*MATERIAL FOR THIS EXERCISE*.

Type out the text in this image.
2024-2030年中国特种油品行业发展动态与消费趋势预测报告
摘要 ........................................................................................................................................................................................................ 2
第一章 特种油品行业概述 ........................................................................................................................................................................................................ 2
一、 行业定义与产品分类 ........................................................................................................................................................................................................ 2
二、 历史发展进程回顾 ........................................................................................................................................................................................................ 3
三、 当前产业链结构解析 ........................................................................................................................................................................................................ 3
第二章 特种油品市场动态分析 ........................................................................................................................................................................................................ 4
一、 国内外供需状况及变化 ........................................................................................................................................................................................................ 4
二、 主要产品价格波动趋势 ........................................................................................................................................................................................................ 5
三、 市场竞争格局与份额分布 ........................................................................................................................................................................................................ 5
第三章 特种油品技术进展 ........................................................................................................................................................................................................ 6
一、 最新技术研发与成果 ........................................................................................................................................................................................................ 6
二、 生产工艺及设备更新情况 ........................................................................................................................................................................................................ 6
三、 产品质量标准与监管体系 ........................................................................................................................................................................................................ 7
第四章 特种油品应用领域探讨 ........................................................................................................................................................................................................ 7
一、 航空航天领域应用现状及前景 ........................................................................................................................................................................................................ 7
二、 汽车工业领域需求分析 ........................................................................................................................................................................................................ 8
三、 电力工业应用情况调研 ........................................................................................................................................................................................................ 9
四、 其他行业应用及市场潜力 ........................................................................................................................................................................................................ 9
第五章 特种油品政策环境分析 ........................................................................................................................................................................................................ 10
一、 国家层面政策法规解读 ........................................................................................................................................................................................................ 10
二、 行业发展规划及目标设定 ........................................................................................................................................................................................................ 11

---

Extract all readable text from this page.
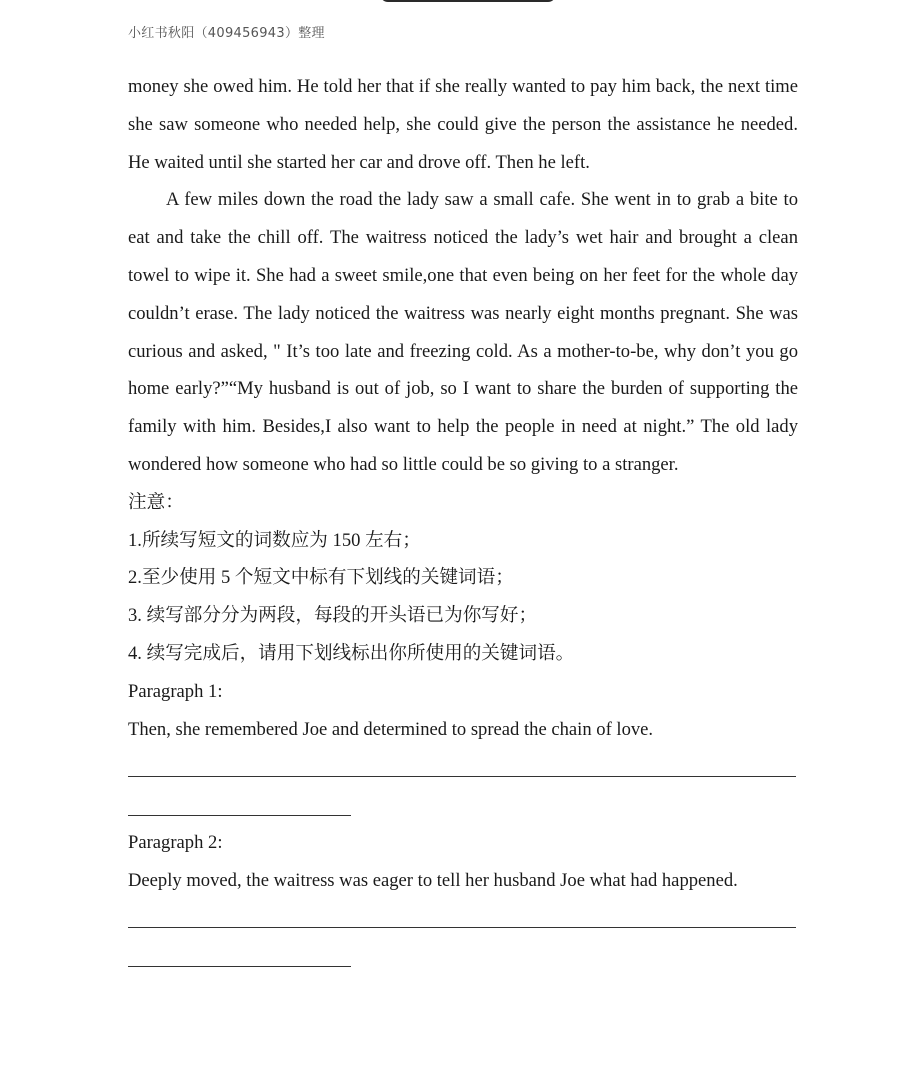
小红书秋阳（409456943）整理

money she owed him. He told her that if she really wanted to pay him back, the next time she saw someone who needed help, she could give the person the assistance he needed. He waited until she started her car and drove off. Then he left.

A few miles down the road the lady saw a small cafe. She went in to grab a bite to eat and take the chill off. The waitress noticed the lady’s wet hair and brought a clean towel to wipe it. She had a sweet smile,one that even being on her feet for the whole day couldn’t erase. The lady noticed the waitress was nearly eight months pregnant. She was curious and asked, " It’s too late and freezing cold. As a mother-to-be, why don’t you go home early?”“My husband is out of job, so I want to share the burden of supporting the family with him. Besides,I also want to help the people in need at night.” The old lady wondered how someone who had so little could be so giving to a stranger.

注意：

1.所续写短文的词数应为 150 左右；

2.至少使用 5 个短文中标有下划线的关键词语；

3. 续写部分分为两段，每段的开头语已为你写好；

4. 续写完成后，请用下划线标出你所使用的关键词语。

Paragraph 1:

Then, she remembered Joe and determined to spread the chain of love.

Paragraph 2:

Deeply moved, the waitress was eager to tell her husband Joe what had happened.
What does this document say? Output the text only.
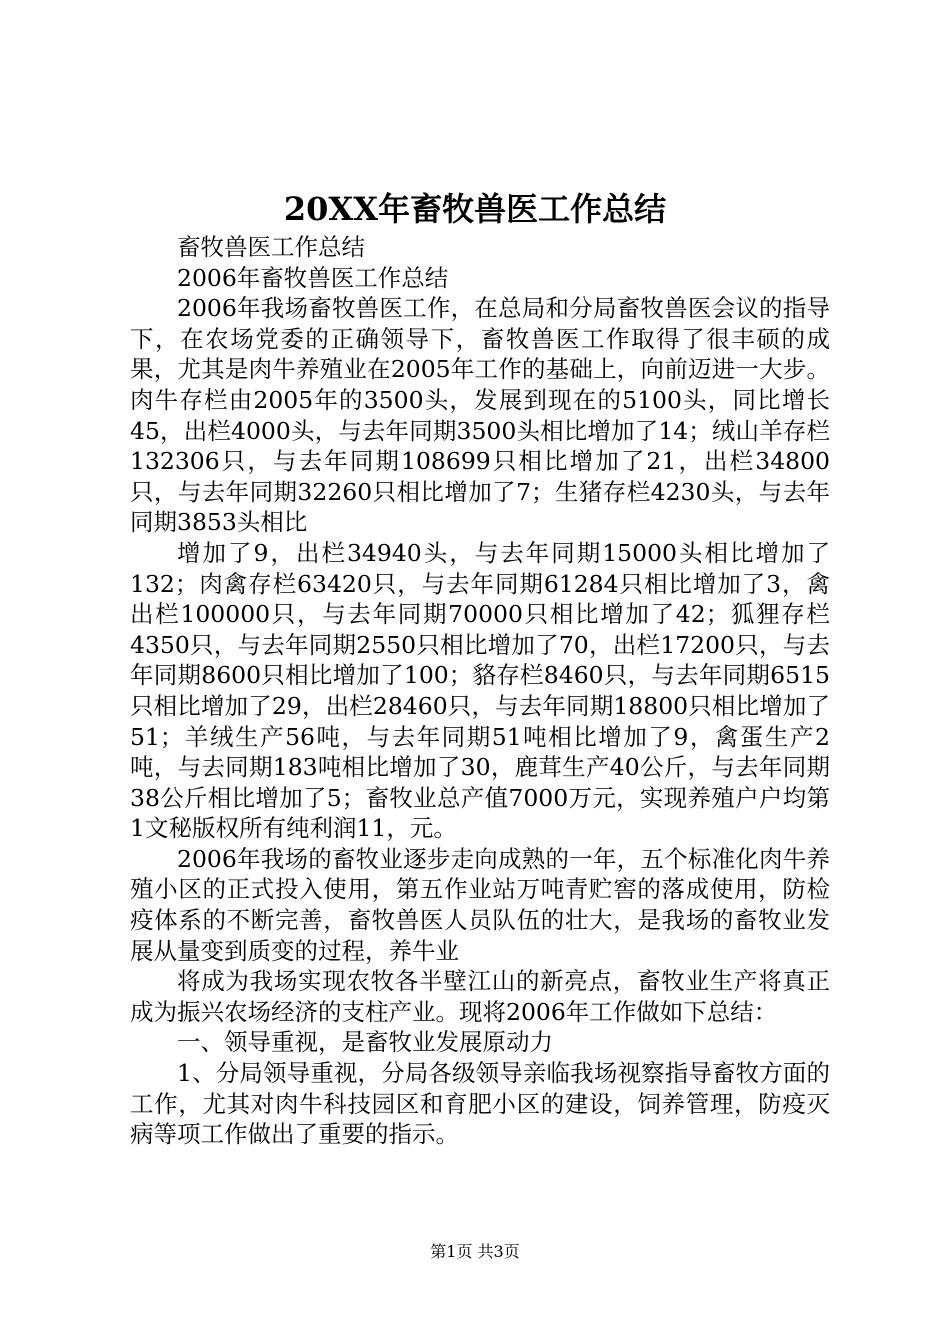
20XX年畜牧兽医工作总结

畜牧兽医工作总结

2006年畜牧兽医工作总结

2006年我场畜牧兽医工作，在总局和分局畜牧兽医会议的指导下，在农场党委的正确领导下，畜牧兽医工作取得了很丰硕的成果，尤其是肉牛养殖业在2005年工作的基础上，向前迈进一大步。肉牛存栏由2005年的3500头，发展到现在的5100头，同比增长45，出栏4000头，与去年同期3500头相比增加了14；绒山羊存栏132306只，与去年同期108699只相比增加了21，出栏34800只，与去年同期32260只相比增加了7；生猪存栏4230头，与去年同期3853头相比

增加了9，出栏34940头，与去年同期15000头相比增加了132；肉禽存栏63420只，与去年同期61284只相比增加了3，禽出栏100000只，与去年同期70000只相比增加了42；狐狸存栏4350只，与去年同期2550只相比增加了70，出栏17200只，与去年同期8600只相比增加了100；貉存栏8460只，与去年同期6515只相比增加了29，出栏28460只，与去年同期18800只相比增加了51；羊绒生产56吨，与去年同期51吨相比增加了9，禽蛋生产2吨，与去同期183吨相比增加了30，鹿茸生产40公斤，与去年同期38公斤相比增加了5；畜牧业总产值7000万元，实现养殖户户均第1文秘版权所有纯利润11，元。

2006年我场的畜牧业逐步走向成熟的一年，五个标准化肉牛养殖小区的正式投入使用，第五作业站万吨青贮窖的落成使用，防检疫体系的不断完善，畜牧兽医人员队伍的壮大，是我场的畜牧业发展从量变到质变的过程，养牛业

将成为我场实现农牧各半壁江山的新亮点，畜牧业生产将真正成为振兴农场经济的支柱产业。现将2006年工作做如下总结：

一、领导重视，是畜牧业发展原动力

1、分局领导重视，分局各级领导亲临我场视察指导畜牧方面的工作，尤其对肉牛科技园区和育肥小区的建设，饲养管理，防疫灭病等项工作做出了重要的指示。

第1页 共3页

*WHAT THE TASK ASKS*.
Check each line above for the word "text", and copy the lines where it appears.

*ANSWER TO THE PROBLEM*.
Type out the text in this image.
Extract all readable text from this page.
What does this document say? Output the text only.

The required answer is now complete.